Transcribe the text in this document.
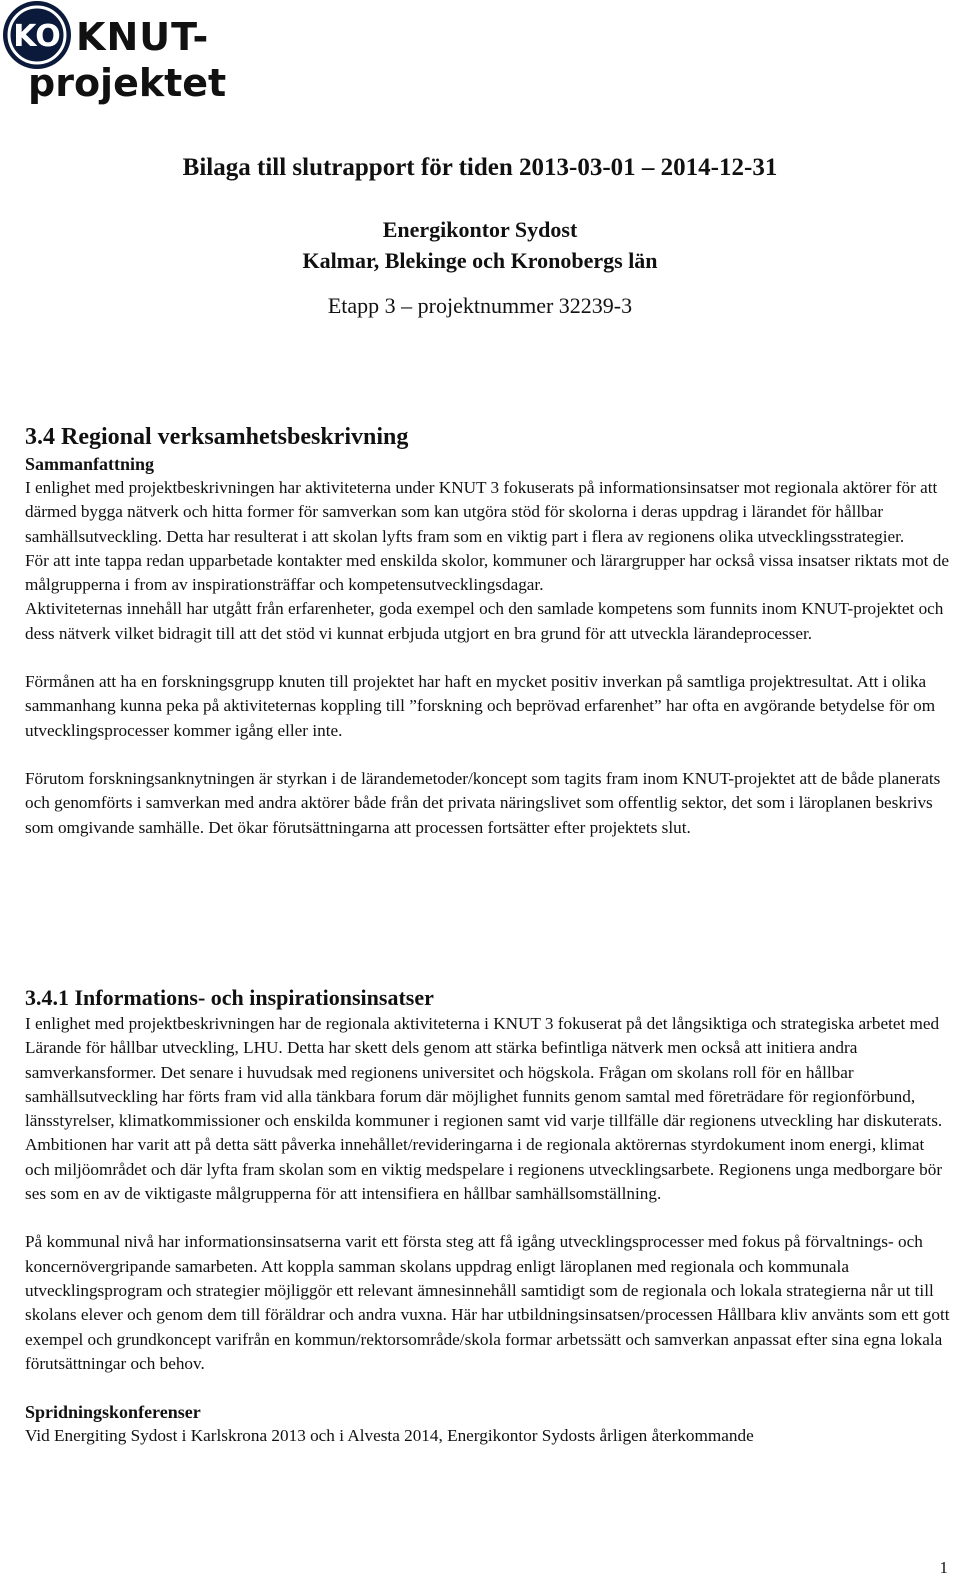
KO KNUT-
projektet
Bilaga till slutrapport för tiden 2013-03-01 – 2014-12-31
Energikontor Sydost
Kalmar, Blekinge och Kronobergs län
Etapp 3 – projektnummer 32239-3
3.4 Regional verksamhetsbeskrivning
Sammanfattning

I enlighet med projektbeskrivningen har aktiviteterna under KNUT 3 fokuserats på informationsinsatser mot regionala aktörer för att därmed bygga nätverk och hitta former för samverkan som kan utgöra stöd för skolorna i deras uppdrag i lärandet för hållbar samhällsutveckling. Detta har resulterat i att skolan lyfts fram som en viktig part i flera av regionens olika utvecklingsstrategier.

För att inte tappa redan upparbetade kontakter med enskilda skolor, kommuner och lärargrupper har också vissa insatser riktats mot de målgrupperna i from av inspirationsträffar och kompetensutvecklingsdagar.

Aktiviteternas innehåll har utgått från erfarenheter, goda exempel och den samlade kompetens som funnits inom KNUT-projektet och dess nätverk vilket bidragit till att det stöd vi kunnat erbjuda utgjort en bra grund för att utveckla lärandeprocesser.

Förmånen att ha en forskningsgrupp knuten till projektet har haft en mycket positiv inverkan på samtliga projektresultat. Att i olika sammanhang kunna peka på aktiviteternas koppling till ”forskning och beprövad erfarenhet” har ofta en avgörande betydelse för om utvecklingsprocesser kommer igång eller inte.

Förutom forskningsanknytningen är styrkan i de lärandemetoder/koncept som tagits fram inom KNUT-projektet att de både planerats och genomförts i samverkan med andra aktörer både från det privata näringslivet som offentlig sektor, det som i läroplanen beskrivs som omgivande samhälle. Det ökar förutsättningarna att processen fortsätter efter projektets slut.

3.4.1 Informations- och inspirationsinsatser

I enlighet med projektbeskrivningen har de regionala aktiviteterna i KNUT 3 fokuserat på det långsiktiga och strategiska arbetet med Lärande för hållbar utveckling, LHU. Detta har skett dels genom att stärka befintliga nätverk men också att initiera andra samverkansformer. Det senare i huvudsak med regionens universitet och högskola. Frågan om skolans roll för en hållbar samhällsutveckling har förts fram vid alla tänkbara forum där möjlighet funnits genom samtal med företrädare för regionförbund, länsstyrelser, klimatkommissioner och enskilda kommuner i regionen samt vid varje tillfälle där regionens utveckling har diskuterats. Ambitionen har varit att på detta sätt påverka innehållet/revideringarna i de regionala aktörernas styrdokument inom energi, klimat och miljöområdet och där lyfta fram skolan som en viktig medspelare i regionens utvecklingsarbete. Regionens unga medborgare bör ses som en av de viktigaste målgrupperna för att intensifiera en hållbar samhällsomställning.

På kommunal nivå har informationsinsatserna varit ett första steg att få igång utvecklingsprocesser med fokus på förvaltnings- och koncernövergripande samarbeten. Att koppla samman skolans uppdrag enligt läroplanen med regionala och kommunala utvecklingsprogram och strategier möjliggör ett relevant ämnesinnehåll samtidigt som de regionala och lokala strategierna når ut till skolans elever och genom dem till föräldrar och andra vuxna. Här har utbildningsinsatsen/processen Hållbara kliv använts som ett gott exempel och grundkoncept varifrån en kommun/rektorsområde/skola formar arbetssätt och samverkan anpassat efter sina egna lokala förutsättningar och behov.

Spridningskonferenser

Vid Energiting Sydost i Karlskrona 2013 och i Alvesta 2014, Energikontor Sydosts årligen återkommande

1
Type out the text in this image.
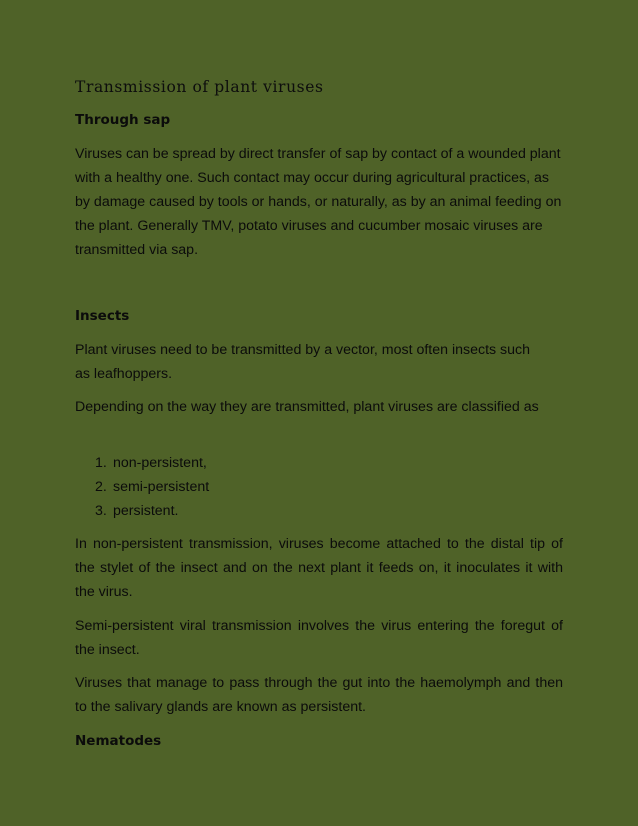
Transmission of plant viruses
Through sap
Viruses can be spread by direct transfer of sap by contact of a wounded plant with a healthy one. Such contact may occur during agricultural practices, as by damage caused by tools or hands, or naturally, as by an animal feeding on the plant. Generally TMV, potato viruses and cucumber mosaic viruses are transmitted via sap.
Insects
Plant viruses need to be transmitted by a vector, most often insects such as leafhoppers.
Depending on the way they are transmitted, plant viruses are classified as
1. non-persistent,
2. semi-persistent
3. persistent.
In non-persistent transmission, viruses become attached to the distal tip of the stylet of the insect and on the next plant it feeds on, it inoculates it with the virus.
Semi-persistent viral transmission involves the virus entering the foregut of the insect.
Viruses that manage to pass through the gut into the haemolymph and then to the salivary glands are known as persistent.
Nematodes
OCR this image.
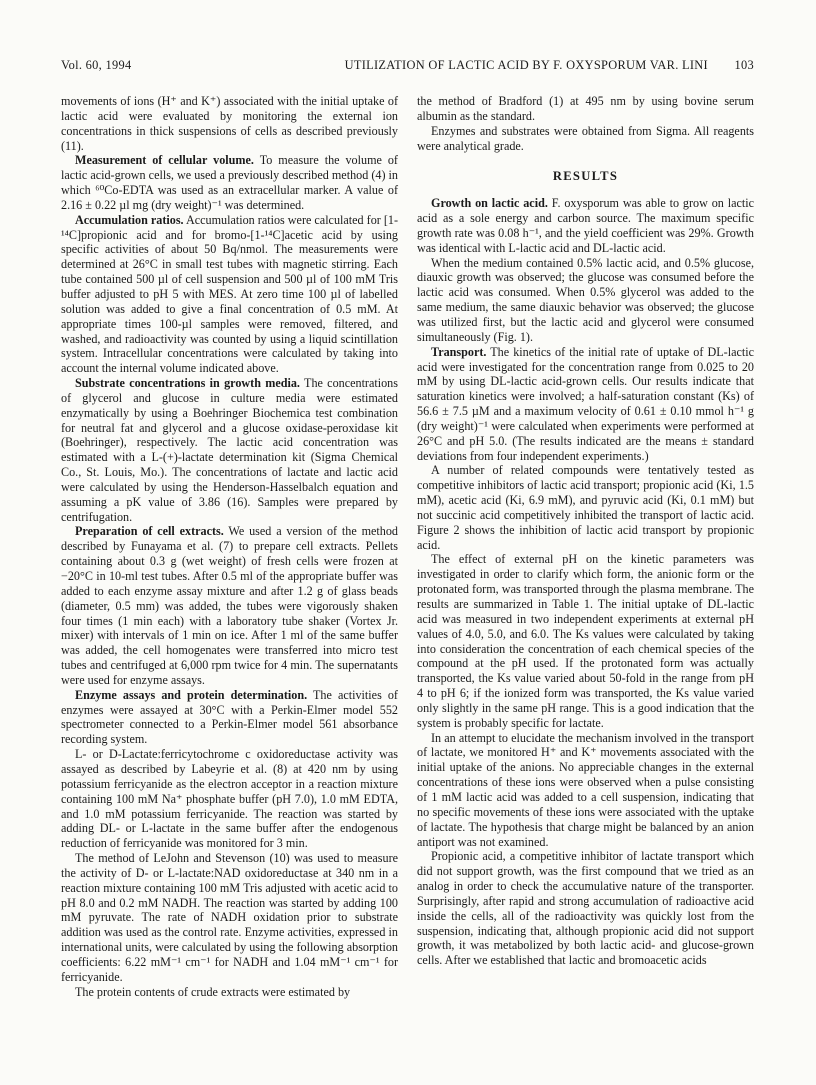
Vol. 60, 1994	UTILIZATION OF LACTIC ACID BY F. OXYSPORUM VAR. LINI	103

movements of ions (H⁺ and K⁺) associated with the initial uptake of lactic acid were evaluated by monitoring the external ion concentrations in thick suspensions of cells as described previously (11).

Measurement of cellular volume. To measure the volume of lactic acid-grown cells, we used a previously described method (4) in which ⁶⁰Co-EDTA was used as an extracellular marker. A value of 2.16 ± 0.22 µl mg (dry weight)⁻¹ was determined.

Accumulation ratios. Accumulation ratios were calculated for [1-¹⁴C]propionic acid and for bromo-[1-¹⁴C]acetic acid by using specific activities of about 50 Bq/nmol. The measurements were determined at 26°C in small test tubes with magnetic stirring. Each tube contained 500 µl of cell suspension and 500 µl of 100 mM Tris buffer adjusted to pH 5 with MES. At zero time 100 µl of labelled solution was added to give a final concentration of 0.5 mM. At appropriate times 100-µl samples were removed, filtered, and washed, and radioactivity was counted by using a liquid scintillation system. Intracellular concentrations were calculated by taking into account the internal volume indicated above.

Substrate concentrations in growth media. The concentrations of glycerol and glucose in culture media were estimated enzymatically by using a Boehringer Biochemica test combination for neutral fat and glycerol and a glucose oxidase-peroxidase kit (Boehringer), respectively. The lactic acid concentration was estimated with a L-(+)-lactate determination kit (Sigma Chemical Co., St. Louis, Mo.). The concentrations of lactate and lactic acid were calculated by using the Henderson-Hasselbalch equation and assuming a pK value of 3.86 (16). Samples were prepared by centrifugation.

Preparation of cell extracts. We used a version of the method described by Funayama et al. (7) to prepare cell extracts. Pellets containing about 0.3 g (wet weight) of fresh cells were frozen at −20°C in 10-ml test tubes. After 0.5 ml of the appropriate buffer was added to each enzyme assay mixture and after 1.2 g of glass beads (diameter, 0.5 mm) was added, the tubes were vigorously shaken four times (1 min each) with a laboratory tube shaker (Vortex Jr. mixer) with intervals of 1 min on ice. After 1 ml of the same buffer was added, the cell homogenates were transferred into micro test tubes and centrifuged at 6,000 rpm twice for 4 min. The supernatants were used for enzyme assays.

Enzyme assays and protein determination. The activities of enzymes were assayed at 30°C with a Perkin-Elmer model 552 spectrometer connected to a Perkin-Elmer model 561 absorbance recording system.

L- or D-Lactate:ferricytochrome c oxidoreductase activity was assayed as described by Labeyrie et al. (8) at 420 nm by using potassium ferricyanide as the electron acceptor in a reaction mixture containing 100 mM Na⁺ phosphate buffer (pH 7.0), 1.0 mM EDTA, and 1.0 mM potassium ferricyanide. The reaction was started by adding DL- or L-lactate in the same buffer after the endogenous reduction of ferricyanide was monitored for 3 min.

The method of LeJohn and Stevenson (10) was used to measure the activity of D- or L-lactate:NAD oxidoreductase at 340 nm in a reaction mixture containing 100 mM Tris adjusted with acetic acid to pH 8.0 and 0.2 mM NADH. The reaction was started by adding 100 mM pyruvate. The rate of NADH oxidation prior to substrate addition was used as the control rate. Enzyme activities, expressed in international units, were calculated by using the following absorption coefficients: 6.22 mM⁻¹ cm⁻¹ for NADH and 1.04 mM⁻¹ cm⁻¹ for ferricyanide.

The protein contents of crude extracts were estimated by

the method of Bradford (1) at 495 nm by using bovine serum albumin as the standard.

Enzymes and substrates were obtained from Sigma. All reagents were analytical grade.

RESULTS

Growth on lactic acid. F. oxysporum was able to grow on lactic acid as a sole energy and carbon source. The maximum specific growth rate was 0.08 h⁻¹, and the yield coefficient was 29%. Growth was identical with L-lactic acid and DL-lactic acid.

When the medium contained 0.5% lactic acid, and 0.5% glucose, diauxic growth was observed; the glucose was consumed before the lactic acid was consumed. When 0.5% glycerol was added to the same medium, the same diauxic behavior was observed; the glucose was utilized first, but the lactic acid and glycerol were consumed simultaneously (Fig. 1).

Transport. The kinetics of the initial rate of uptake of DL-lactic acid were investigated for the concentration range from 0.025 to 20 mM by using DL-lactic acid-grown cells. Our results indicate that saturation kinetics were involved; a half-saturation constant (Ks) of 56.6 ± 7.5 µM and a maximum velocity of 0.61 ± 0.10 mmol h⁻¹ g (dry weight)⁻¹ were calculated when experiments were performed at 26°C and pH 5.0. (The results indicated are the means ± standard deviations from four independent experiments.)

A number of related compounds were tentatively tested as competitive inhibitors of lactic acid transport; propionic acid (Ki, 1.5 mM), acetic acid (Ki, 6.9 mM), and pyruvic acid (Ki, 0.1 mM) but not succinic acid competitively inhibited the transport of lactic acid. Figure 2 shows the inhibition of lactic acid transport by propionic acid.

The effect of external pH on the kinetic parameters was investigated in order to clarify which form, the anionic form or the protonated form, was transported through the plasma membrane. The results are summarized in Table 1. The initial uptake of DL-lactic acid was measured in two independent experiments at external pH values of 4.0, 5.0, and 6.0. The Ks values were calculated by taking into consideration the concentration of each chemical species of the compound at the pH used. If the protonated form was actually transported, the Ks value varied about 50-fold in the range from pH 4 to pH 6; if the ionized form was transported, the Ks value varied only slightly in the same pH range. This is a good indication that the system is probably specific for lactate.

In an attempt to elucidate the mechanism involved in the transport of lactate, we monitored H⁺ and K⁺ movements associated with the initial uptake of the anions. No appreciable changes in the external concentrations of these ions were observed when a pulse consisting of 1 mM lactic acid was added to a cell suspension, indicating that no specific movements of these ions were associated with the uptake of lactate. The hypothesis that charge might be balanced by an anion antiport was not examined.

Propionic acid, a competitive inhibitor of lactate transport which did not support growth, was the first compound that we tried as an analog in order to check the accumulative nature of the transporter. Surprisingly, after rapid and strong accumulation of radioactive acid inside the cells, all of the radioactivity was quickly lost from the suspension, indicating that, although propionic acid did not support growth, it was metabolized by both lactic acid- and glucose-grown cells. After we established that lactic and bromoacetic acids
● ● ●
> _Goal of the exercise_:
If a line in the data above holds the string "standard", copy it.

> _Exercise solution_:
the method of Bradford (1) at 495 nm by using bovine serum albumin as the standard.
Transport. The kinetics of the initial rate of uptake of DL-lactic acid were investigated for the concentration range from 0.025 to 20 mM by using DL-lactic acid-grown cells. Our results indicate that saturation kinetics were involved; a half-saturation constant (Ks) of 56.6 ± 7.5 µM and a maximum velocity of 0.61 ± 0.10 mmol h⁻¹ g (dry weight)⁻¹ were calculated when experiments were performed at 26°C and pH 5.0. (The results indicated are the means ± standard deviations from four independent experiments.)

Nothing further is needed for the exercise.